[Dataset excerpts]

+ + + + +

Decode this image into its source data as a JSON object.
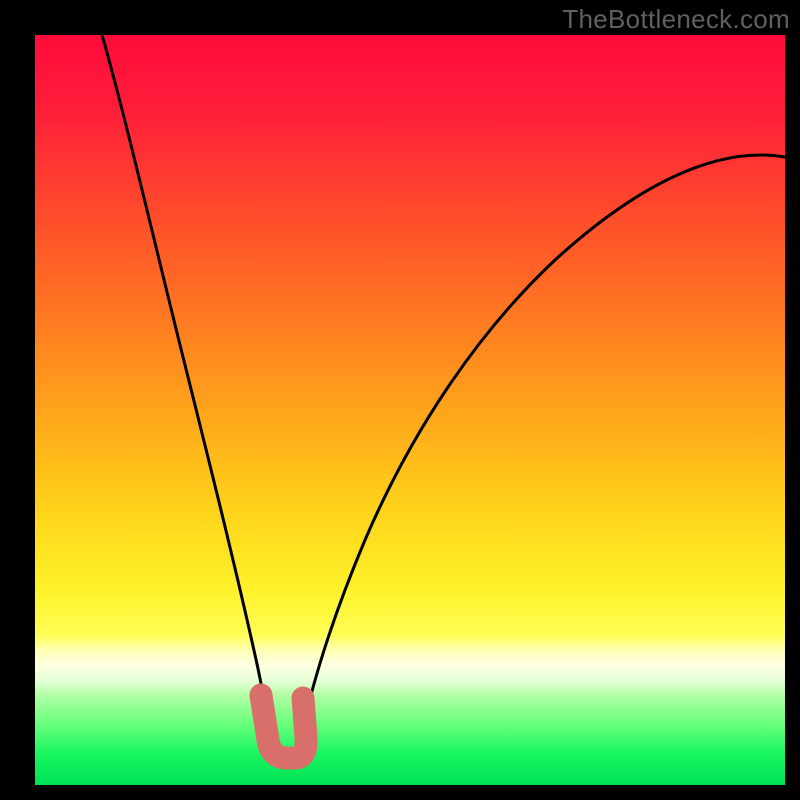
{
  "watermark": "TheBottleneck.com",
  "chart_data": {
    "type": "line",
    "title": "",
    "xlabel": "",
    "ylabel": "",
    "xlim": [
      0,
      100
    ],
    "ylim": [
      0,
      100
    ],
    "grid": false,
    "legend": false,
    "note": "Y interpreted as bottleneck percentage; background color maps Y-value red(high)→green(low).",
    "gradient_stops": [
      {
        "pct": 0,
        "color": "#ff0b3a"
      },
      {
        "pct": 25,
        "color": "#ff4f2a"
      },
      {
        "pct": 50,
        "color": "#ffa41b"
      },
      {
        "pct": 74,
        "color": "#fff22a"
      },
      {
        "pct": 84,
        "color": "#ffffe2"
      },
      {
        "pct": 96,
        "color": "#17f560"
      },
      {
        "pct": 100,
        "color": "#00e255"
      }
    ],
    "series": [
      {
        "name": "left-branch",
        "color": "#000000",
        "x": [
          9,
          12,
          15,
          18,
          21,
          24,
          26,
          28,
          29.5,
          30.5,
          31.2
        ],
        "y": [
          100,
          83,
          68,
          54,
          41,
          29,
          20,
          13,
          8,
          4,
          2
        ]
      },
      {
        "name": "right-branch",
        "color": "#000000",
        "x": [
          35.5,
          37,
          40,
          44,
          50,
          58,
          67,
          77,
          88,
          100
        ],
        "y": [
          2,
          7,
          18,
          30,
          42,
          53,
          63,
          71,
          78,
          84
        ]
      },
      {
        "name": "floor",
        "color": "#000000",
        "x": [
          31.2,
          33,
          34,
          35.5
        ],
        "y": [
          2,
          1.2,
          1.2,
          2
        ]
      },
      {
        "name": "highlight-marker",
        "color": "#d86f6a",
        "type": "scatter",
        "x": [
          30.2,
          30.6,
          31,
          31.5,
          32.5,
          33.5,
          34.5,
          35.2,
          35.5,
          35.6
        ],
        "y": [
          12,
          8.5,
          5.5,
          3.2,
          2,
          2,
          2.3,
          4,
          7,
          10
        ]
      }
    ]
  }
}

+ + + + +

§ **Task details**: The listing above must be printed again exactly, minus its pictures.

§ **Finished task**:
Decode this image into its source data as a JSON object.
{
  "watermark": "TheBottleneck.com",
  "chart_data": {
    "type": "line",
    "title": "",
    "xlabel": "",
    "ylabel": "",
    "xlim": [
      0,
      100
    ],
    "ylim": [
      0,
      100
    ],
    "grid": false,
    "legend": false,
    "note": "Y interpreted as bottleneck percentage; background color maps Y-value red(high)→green(low).",
    "gradient_stops": [
      {
        "pct": 0,
        "color": "#ff0b3a"
      },
      {
        "pct": 25,
        "color": "#ff4f2a"
      },
      {
        "pct": 50,
        "color": "#ffa41b"
      },
      {
        "pct": 74,
        "color": "#fff22a"
      },
      {
        "pct": 84,
        "color": "#ffffe2"
      },
      {
        "pct": 96,
        "color": "#17f560"
      },
      {
        "pct": 100,
        "color": "#00e255"
      }
    ],
    "series": [
      {
        "name": "left-branch",
        "color": "#000000",
        "x": [
          9,
          12,
          15,
          18,
          21,
          24,
          26,
          28,
          29.5,
          30.5,
          31.2
        ],
        "y": [
          100,
          83,
          68,
          54,
          41,
          29,
          20,
          13,
          8,
          4,
          2
        ]
      },
      {
        "name": "right-branch",
        "color": "#000000",
        "x": [
          35.5,
          37,
          40,
          44,
          50,
          58,
          67,
          77,
          88,
          100
        ],
        "y": [
          2,
          7,
          18,
          30,
          42,
          53,
          63,
          71,
          78,
          84
        ]
      },
      {
        "name": "floor",
        "color": "#000000",
        "x": [
          31.2,
          33,
          34,
          35.5
        ],
        "y": [
          2,
          1.2,
          1.2,
          2
        ]
      },
      {
        "name": "highlight-marker",
        "color": "#d86f6a",
        "type": "scatter",
        "x": [
          30.2,
          30.6,
          31,
          31.5,
          32.5,
          33.5,
          34.5,
          35.2,
          35.5,
          35.6
        ],
        "y": [
          12,
          8.5,
          5.5,
          3.2,
          2,
          2,
          2.3,
          4,
          7,
          10
        ]
      }
    ]
  }
}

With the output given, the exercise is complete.